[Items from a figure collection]
________________
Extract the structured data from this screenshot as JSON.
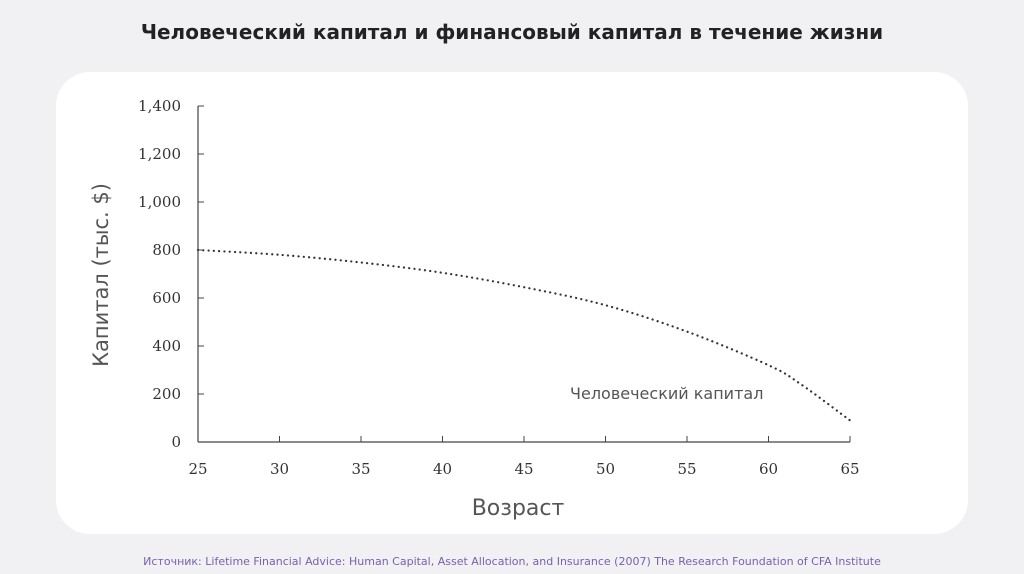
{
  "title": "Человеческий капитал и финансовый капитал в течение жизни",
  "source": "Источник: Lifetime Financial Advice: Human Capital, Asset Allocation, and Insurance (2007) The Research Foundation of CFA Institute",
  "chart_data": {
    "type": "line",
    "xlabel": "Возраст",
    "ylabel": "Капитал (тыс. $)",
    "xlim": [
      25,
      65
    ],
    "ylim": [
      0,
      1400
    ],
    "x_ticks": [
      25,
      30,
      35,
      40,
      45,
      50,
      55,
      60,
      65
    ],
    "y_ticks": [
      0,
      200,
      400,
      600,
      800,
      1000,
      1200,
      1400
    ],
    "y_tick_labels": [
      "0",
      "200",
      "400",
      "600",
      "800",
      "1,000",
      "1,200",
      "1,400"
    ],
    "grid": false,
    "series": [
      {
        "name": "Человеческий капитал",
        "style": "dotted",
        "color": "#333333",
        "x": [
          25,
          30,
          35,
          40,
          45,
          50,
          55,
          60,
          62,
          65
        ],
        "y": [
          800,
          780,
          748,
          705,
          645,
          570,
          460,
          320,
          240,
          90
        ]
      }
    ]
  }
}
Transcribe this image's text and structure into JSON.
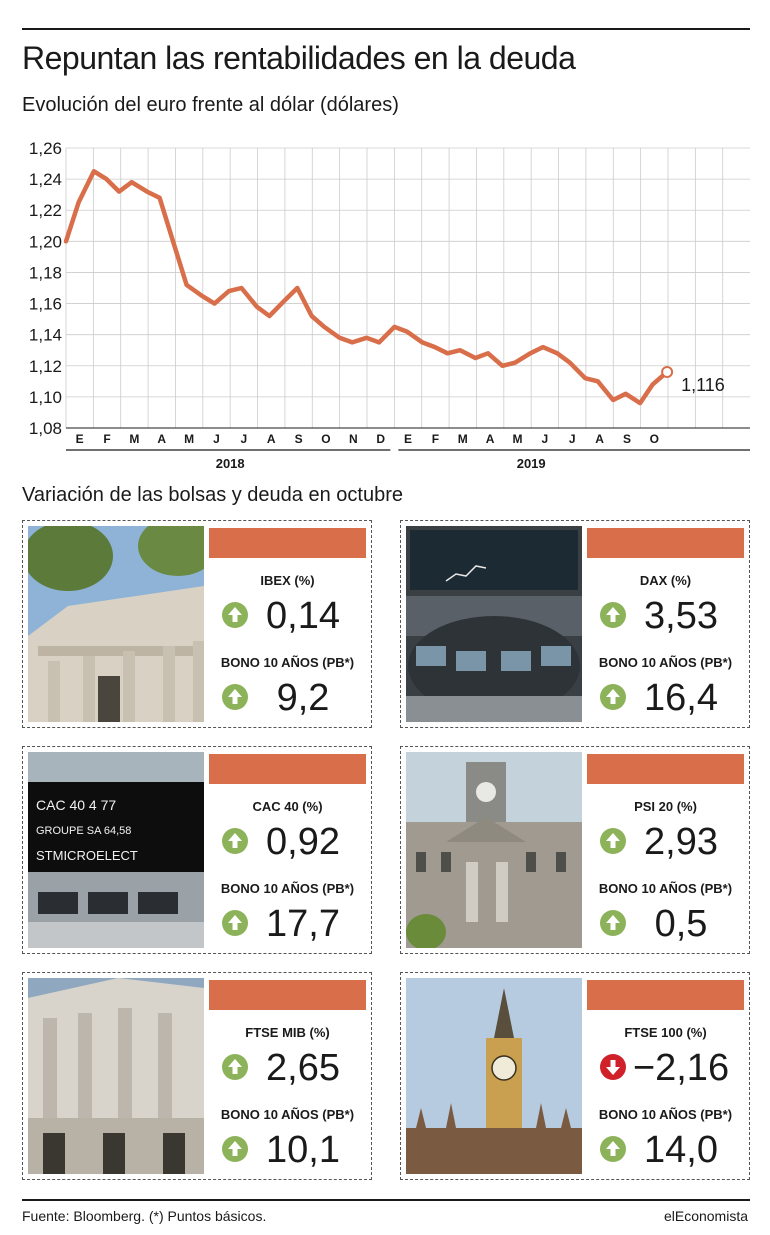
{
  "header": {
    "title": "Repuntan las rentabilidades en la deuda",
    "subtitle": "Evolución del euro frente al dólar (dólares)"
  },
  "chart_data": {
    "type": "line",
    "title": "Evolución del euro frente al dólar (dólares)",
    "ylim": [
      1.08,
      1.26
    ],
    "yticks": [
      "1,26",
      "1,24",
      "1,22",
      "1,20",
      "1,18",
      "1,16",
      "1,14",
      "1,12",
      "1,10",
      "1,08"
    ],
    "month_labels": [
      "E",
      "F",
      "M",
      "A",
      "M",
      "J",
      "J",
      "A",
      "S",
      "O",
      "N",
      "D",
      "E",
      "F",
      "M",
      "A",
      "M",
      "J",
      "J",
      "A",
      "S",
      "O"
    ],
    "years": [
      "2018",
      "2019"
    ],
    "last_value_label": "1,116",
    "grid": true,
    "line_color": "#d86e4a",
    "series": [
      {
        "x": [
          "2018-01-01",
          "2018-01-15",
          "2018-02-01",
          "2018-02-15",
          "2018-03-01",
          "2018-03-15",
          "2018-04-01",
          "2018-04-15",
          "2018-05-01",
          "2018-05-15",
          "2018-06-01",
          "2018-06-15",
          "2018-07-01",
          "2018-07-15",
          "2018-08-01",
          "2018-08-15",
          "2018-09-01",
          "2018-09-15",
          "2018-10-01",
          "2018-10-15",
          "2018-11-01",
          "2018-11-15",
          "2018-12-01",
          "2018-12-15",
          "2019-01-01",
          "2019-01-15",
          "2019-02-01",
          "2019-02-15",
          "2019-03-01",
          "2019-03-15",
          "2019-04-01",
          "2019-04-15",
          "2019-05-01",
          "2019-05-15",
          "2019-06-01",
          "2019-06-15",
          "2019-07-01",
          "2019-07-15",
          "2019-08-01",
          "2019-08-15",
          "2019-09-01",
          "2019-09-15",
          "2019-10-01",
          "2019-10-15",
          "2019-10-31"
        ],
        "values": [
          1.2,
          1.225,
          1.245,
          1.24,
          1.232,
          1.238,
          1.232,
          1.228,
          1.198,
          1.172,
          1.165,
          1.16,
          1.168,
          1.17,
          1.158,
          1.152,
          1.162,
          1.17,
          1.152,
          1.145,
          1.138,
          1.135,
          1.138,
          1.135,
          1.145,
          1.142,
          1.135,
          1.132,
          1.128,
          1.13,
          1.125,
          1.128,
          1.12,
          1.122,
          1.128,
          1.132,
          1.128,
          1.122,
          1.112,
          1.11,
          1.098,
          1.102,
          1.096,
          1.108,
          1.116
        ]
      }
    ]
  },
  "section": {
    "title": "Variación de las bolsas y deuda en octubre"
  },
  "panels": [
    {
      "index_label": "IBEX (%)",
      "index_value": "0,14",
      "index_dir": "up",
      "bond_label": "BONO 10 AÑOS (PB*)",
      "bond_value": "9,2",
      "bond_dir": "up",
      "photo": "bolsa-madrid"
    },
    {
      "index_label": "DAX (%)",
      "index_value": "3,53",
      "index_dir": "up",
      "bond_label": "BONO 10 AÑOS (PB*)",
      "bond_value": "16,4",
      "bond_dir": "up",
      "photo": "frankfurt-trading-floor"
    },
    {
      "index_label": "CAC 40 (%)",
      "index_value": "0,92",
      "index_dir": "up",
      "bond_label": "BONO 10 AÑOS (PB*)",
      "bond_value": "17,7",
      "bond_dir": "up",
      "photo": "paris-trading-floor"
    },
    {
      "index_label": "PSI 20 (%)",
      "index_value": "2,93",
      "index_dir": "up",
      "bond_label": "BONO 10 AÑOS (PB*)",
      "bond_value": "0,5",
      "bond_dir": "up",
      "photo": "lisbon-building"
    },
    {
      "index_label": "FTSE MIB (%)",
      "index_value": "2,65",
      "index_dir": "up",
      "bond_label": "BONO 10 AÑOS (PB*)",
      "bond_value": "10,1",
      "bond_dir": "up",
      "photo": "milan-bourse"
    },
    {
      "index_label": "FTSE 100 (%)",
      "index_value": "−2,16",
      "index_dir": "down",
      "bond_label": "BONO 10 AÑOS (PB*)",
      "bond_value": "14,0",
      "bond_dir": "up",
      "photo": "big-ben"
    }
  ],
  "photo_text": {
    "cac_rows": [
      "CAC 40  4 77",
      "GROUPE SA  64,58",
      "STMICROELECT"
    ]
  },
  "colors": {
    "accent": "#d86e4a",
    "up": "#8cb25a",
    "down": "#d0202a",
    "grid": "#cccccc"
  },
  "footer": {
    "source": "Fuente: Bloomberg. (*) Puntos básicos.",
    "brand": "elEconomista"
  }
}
________________
▶ _Directions for this task_: Transcribe the whole listing exactly. Pictures are excluded.

▶ _Full response_:
Extract the structured data from this screenshot as JSON.
{
  "title": "Человеческий капитал и финансовый капитал в течение жизни",
  "source": "Источник: Lifetime Financial Advice: Human Capital, Asset Allocation, and Insurance (2007) The Research Foundation of CFA Institute",
  "chart_data": {
    "type": "line",
    "xlabel": "Возраст",
    "ylabel": "Капитал (тыс. $)",
    "xlim": [
      25,
      65
    ],
    "ylim": [
      0,
      1400
    ],
    "x_ticks": [
      25,
      30,
      35,
      40,
      45,
      50,
      55,
      60,
      65
    ],
    "y_ticks": [
      0,
      200,
      400,
      600,
      800,
      1000,
      1200,
      1400
    ],
    "y_tick_labels": [
      "0",
      "200",
      "400",
      "600",
      "800",
      "1,000",
      "1,200",
      "1,400"
    ],
    "grid": false,
    "series": [
      {
        "name": "Человеческий капитал",
        "style": "dotted",
        "color": "#333333",
        "x": [
          25,
          30,
          35,
          40,
          45,
          50,
          55,
          60,
          62,
          65
        ],
        "y": [
          800,
          780,
          748,
          705,
          645,
          570,
          460,
          320,
          240,
          90
        ]
      }
    ]
  }
}
Transcribe this image's text and structure into JSON.
{
  "header": {
    "title": "Repuntan las rentabilidades en la deuda",
    "subtitle": "Evolución del euro frente al dólar (dólares)"
  },
  "chart_data": {
    "type": "line",
    "title": "Evolución del euro frente al dólar (dólares)",
    "ylim": [
      1.08,
      1.26
    ],
    "yticks": [
      "1,26",
      "1,24",
      "1,22",
      "1,20",
      "1,18",
      "1,16",
      "1,14",
      "1,12",
      "1,10",
      "1,08"
    ],
    "month_labels": [
      "E",
      "F",
      "M",
      "A",
      "M",
      "J",
      "J",
      "A",
      "S",
      "O",
      "N",
      "D",
      "E",
      "F",
      "M",
      "A",
      "M",
      "J",
      "J",
      "A",
      "S",
      "O"
    ],
    "years": [
      "2018",
      "2019"
    ],
    "last_value_label": "1,116",
    "grid": true,
    "line_color": "#d86e4a",
    "series": [
      {
        "x": [
          "2018-01-01",
          "2018-01-15",
          "2018-02-01",
          "2018-02-15",
          "2018-03-01",
          "2018-03-15",
          "2018-04-01",
          "2018-04-15",
          "2018-05-01",
          "2018-05-15",
          "2018-06-01",
          "2018-06-15",
          "2018-07-01",
          "2018-07-15",
          "2018-08-01",
          "2018-08-15",
          "2018-09-01",
          "2018-09-15",
          "2018-10-01",
          "2018-10-15",
          "2018-11-01",
          "2018-11-15",
          "2018-12-01",
          "2018-12-15",
          "2019-01-01",
          "2019-01-15",
          "2019-02-01",
          "2019-02-15",
          "2019-03-01",
          "2019-03-15",
          "2019-04-01",
          "2019-04-15",
          "2019-05-01",
          "2019-05-15",
          "2019-06-01",
          "2019-06-15",
          "2019-07-01",
          "2019-07-15",
          "2019-08-01",
          "2019-08-15",
          "2019-09-01",
          "2019-09-15",
          "2019-10-01",
          "2019-10-15",
          "2019-10-31"
        ],
        "values": [
          1.2,
          1.225,
          1.245,
          1.24,
          1.232,
          1.238,
          1.232,
          1.228,
          1.198,
          1.172,
          1.165,
          1.16,
          1.168,
          1.17,
          1.158,
          1.152,
          1.162,
          1.17,
          1.152,
          1.145,
          1.138,
          1.135,
          1.138,
          1.135,
          1.145,
          1.142,
          1.135,
          1.132,
          1.128,
          1.13,
          1.125,
          1.128,
          1.12,
          1.122,
          1.128,
          1.132,
          1.128,
          1.122,
          1.112,
          1.11,
          1.098,
          1.102,
          1.096,
          1.108,
          1.116
        ]
      }
    ]
  },
  "section": {
    "title": "Variación de las bolsas y deuda en octubre"
  },
  "panels": [
    {
      "index_label": "IBEX (%)",
      "index_value": "0,14",
      "index_dir": "up",
      "bond_label": "BONO 10 AÑOS (PB*)",
      "bond_value": "9,2",
      "bond_dir": "up",
      "photo": "bolsa-madrid"
    },
    {
      "index_label": "DAX (%)",
      "index_value": "3,53",
      "index_dir": "up",
      "bond_label": "BONO 10 AÑOS (PB*)",
      "bond_value": "16,4",
      "bond_dir": "up",
      "photo": "frankfurt-trading-floor"
    },
    {
      "index_label": "CAC 40 (%)",
      "index_value": "0,92",
      "index_dir": "up",
      "bond_label": "BONO 10 AÑOS (PB*)",
      "bond_value": "17,7",
      "bond_dir": "up",
      "photo": "paris-trading-floor"
    },
    {
      "index_label": "PSI 20 (%)",
      "index_value": "2,93",
      "index_dir": "up",
      "bond_label": "BONO 10 AÑOS (PB*)",
      "bond_value": "0,5",
      "bond_dir": "up",
      "photo": "lisbon-building"
    },
    {
      "index_label": "FTSE MIB (%)",
      "index_value": "2,65",
      "index_dir": "up",
      "bond_label": "BONO 10 AÑOS (PB*)",
      "bond_value": "10,1",
      "bond_dir": "up",
      "photo": "milan-bourse"
    },
    {
      "index_label": "FTSE 100 (%)",
      "index_value": "−2,16",
      "index_dir": "down",
      "bond_label": "BONO 10 AÑOS (PB*)",
      "bond_value": "14,0",
      "bond_dir": "up",
      "photo": "big-ben"
    }
  ],
  "photo_text": {
    "cac_rows": [
      "CAC 40  4 77",
      "GROUPE SA  64,58",
      "STMICROELECT"
    ]
  },
  "colors": {
    "accent": "#d86e4a",
    "up": "#8cb25a",
    "down": "#d0202a",
    "grid": "#cccccc"
  },
  "footer": {
    "source": "Fuente: Bloomberg. (*) Puntos básicos.",
    "brand": "elEconomista"
  }
}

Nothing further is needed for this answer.